= Exercise objective =
Without the pictures, set down every line of the data exactly.

─── Records shown

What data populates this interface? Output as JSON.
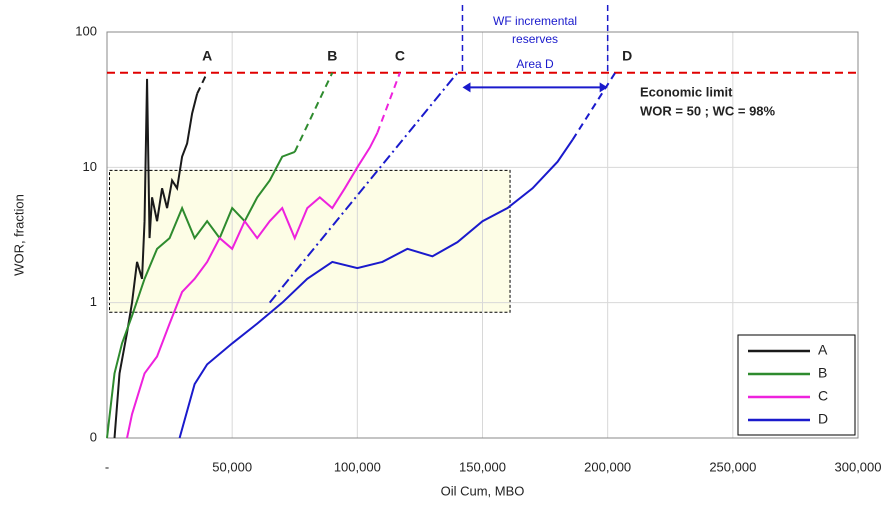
{
  "chart_data": {
    "type": "line",
    "log_y": true,
    "grid": true,
    "x_label": "Oil Cum, MBO",
    "y_label": "WOR, fraction",
    "xlim": [
      0,
      300000
    ],
    "xticks": [
      {
        "value": 0,
        "label": "-"
      },
      {
        "value": 50000,
        "label": "50,000"
      },
      {
        "value": 100000,
        "label": "100,000"
      },
      {
        "value": 150000,
        "label": "150,000"
      },
      {
        "value": 200000,
        "label": "200,000"
      },
      {
        "value": 250000,
        "label": "250,000"
      },
      {
        "value": 300000,
        "label": "300,000"
      }
    ],
    "ylim": [
      0.1,
      100
    ],
    "yticks": [
      {
        "value": 0.1,
        "label": "0"
      },
      1,
      10,
      100
    ],
    "legend": "bottom-right",
    "economic_limit": 50,
    "economic_limit_color": "#e00000",
    "economic_limit_label": "Economic limit",
    "economic_limit_note": "WOR = 50 ; WC = 98%",
    "reserves_label": "WF incremental reserves",
    "area_label": "Area D",
    "series": [
      {
        "name": "A",
        "color": "#1a1a1a",
        "x": [
          3000,
          5000,
          8000,
          10000,
          12000,
          14000,
          15000,
          16000,
          17000,
          18000,
          20000,
          22000,
          24000,
          26000,
          28000,
          30000,
          32000,
          34000,
          36000
        ],
        "values": [
          0.1,
          0.3,
          0.6,
          1,
          2,
          1.5,
          4,
          45,
          3,
          6,
          4,
          7,
          5,
          8,
          7,
          12,
          15,
          25,
          35
        ]
      },
      {
        "name": "B",
        "color": "#2e8b2e",
        "x": [
          0,
          3000,
          6000,
          10000,
          15000,
          20000,
          25000,
          30000,
          35000,
          40000,
          45000,
          50000,
          55000,
          60000,
          65000,
          70000,
          75000
        ],
        "values": [
          0.1,
          0.3,
          0.5,
          0.8,
          1.5,
          2.5,
          3,
          5,
          3,
          4,
          3,
          5,
          4,
          6,
          8,
          12,
          13
        ]
      },
      {
        "name": "C",
        "color": "#ee22dd",
        "x": [
          8000,
          10000,
          15000,
          20000,
          25000,
          30000,
          35000,
          40000,
          45000,
          50000,
          55000,
          60000,
          65000,
          70000,
          75000,
          80000,
          85000,
          90000,
          95000,
          100000,
          105000,
          108000
        ],
        "values": [
          0.1,
          0.15,
          0.3,
          0.4,
          0.7,
          1.2,
          1.5,
          2,
          3,
          2.5,
          4,
          3,
          4,
          5,
          3,
          5,
          6,
          5,
          7,
          10,
          14,
          18
        ]
      },
      {
        "name": "D",
        "color": "#1a1acc",
        "x": [
          29000,
          35000,
          40000,
          50000,
          60000,
          70000,
          80000,
          90000,
          100000,
          110000,
          120000,
          130000,
          140000,
          150000,
          160000,
          170000,
          180000,
          186000
        ],
        "values": [
          0.1,
          0.25,
          0.35,
          0.5,
          0.7,
          1,
          1.5,
          2,
          1.8,
          2,
          2.5,
          2.2,
          2.8,
          4,
          5,
          7,
          11,
          16
        ]
      }
    ]
  }
}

──────

= Result for this exercise =
What data populates this interface? Output as JSON.
{
  "chart_data": {
    "type": "line",
    "log_y": true,
    "grid": true,
    "x_label": "Oil Cum, MBO",
    "y_label": "WOR, fraction",
    "xlim": [
      0,
      300000
    ],
    "xticks": [
      {
        "value": 0,
        "label": "-"
      },
      {
        "value": 50000,
        "label": "50,000"
      },
      {
        "value": 100000,
        "label": "100,000"
      },
      {
        "value": 150000,
        "label": "150,000"
      },
      {
        "value": 200000,
        "label": "200,000"
      },
      {
        "value": 250000,
        "label": "250,000"
      },
      {
        "value": 300000,
        "label": "300,000"
      }
    ],
    "ylim": [
      0.1,
      100
    ],
    "yticks": [
      {
        "value": 0.1,
        "label": "0"
      },
      1,
      10,
      100
    ],
    "legend": "bottom-right",
    "economic_limit": 50,
    "economic_limit_color": "#e00000",
    "economic_limit_label": "Economic limit",
    "economic_limit_note": "WOR = 50 ; WC = 98%",
    "reserves_label": "WF incremental reserves",
    "area_label": "Area D",
    "series": [
      {
        "name": "A",
        "color": "#1a1a1a",
        "x": [
          3000,
          5000,
          8000,
          10000,
          12000,
          14000,
          15000,
          16000,
          17000,
          18000,
          20000,
          22000,
          24000,
          26000,
          28000,
          30000,
          32000,
          34000,
          36000
        ],
        "values": [
          0.1,
          0.3,
          0.6,
          1,
          2,
          1.5,
          4,
          45,
          3,
          6,
          4,
          7,
          5,
          8,
          7,
          12,
          15,
          25,
          35
        ]
      },
      {
        "name": "B",
        "color": "#2e8b2e",
        "x": [
          0,
          3000,
          6000,
          10000,
          15000,
          20000,
          25000,
          30000,
          35000,
          40000,
          45000,
          50000,
          55000,
          60000,
          65000,
          70000,
          75000
        ],
        "values": [
          0.1,
          0.3,
          0.5,
          0.8,
          1.5,
          2.5,
          3,
          5,
          3,
          4,
          3,
          5,
          4,
          6,
          8,
          12,
          13
        ]
      },
      {
        "name": "C",
        "color": "#ee22dd",
        "x": [
          8000,
          10000,
          15000,
          20000,
          25000,
          30000,
          35000,
          40000,
          45000,
          50000,
          55000,
          60000,
          65000,
          70000,
          75000,
          80000,
          85000,
          90000,
          95000,
          100000,
          105000,
          108000
        ],
        "values": [
          0.1,
          0.15,
          0.3,
          0.4,
          0.7,
          1.2,
          1.5,
          2,
          3,
          2.5,
          4,
          3,
          4,
          5,
          3,
          5,
          6,
          5,
          7,
          10,
          14,
          18
        ]
      },
      {
        "name": "D",
        "color": "#1a1acc",
        "x": [
          29000,
          35000,
          40000,
          50000,
          60000,
          70000,
          80000,
          90000,
          100000,
          110000,
          120000,
          130000,
          140000,
          150000,
          160000,
          170000,
          180000,
          186000
        ],
        "values": [
          0.1,
          0.25,
          0.35,
          0.5,
          0.7,
          1,
          1.5,
          2,
          1.8,
          2,
          2.5,
          2.2,
          2.8,
          4,
          5,
          7,
          11,
          16
        ]
      }
    ]
  }
}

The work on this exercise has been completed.